* _Data shown_:
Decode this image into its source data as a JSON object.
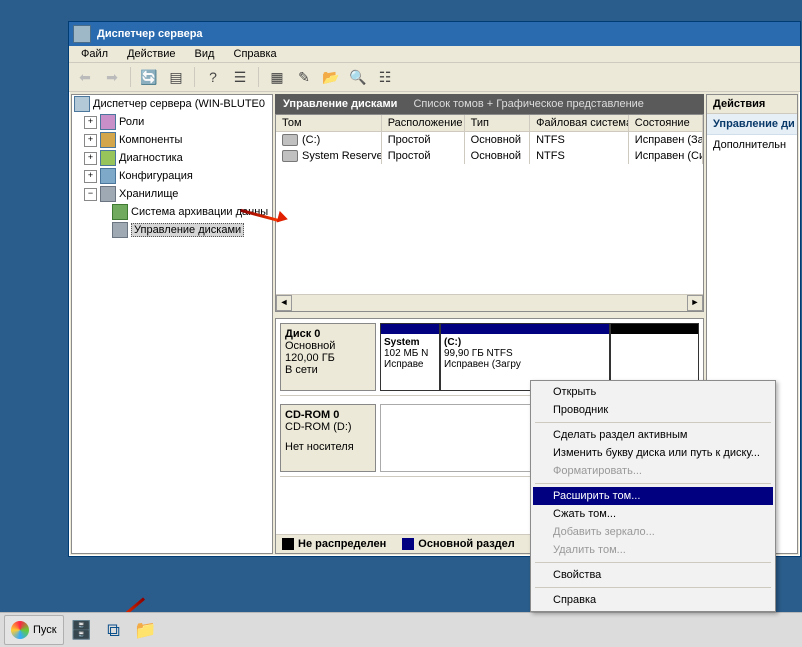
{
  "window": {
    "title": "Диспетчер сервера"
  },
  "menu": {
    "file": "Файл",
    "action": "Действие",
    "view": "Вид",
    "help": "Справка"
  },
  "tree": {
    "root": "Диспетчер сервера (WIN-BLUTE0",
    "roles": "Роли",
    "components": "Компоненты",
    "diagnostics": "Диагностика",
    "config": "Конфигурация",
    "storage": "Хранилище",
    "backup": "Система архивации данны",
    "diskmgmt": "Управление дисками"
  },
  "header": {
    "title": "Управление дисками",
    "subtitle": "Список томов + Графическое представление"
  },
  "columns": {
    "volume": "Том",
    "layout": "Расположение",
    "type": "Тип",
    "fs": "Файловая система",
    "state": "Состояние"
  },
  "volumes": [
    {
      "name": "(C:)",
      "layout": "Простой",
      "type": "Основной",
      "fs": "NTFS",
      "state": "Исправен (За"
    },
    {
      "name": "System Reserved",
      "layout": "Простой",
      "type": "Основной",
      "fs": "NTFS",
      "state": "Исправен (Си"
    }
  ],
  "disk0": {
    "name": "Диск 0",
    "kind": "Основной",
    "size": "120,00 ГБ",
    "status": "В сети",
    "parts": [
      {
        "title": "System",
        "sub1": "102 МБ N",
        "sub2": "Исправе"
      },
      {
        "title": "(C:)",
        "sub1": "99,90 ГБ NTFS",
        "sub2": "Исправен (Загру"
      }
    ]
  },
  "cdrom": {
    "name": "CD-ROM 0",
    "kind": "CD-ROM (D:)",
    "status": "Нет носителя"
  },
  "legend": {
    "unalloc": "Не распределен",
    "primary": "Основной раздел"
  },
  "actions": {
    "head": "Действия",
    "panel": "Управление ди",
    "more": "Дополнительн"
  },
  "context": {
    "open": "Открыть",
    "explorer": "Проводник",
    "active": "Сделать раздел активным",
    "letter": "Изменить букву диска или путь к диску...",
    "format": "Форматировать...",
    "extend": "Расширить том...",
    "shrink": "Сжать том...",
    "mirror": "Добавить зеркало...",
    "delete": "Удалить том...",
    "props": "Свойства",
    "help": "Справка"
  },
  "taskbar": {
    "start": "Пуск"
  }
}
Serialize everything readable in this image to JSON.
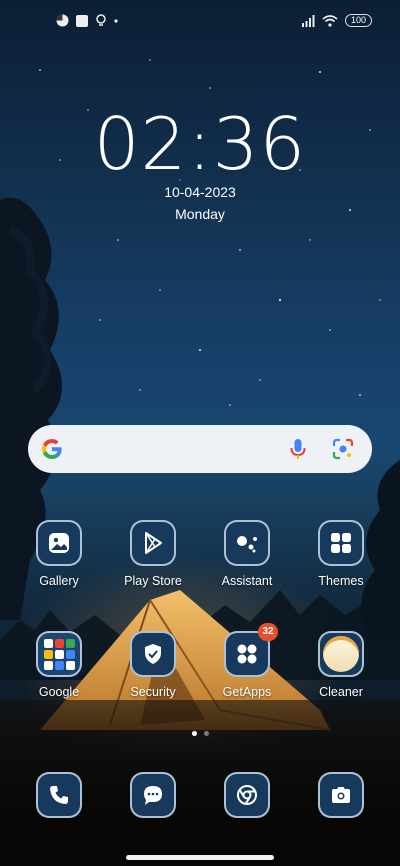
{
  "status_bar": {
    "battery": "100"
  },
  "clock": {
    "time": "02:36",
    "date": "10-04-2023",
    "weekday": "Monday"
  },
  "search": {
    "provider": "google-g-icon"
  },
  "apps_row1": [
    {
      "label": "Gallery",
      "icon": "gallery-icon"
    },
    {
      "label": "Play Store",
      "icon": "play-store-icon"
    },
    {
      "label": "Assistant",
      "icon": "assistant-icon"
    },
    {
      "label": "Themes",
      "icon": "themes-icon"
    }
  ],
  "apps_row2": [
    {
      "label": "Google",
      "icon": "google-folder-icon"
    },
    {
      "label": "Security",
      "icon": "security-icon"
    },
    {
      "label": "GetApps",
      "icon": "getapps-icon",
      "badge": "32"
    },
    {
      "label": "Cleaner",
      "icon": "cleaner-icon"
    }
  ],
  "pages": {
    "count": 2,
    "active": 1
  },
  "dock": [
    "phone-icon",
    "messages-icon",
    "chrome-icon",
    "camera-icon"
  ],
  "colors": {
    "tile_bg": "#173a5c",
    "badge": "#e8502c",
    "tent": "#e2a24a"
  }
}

* _Set task_: Quote exactly, and only, the lines from the one containing "Serialize everything readable" through the last line of the records above, both included; leave out any pictures.

* _Correct output_:
Serialize everything readable in this image to JSON.
{
  "status_bar": {
    "battery": "100"
  },
  "clock": {
    "time": "02:36",
    "date": "10-04-2023",
    "weekday": "Monday"
  },
  "search": {
    "provider": "google-g-icon"
  },
  "apps_row1": [
    {
      "label": "Gallery",
      "icon": "gallery-icon"
    },
    {
      "label": "Play Store",
      "icon": "play-store-icon"
    },
    {
      "label": "Assistant",
      "icon": "assistant-icon"
    },
    {
      "label": "Themes",
      "icon": "themes-icon"
    }
  ],
  "apps_row2": [
    {
      "label": "Google",
      "icon": "google-folder-icon"
    },
    {
      "label": "Security",
      "icon": "security-icon"
    },
    {
      "label": "GetApps",
      "icon": "getapps-icon",
      "badge": "32"
    },
    {
      "label": "Cleaner",
      "icon": "cleaner-icon"
    }
  ],
  "pages": {
    "count": 2,
    "active": 1
  },
  "dock": [
    "phone-icon",
    "messages-icon",
    "chrome-icon",
    "camera-icon"
  ],
  "colors": {
    "tile_bg": "#173a5c",
    "badge": "#e8502c",
    "tent": "#e2a24a"
  }
}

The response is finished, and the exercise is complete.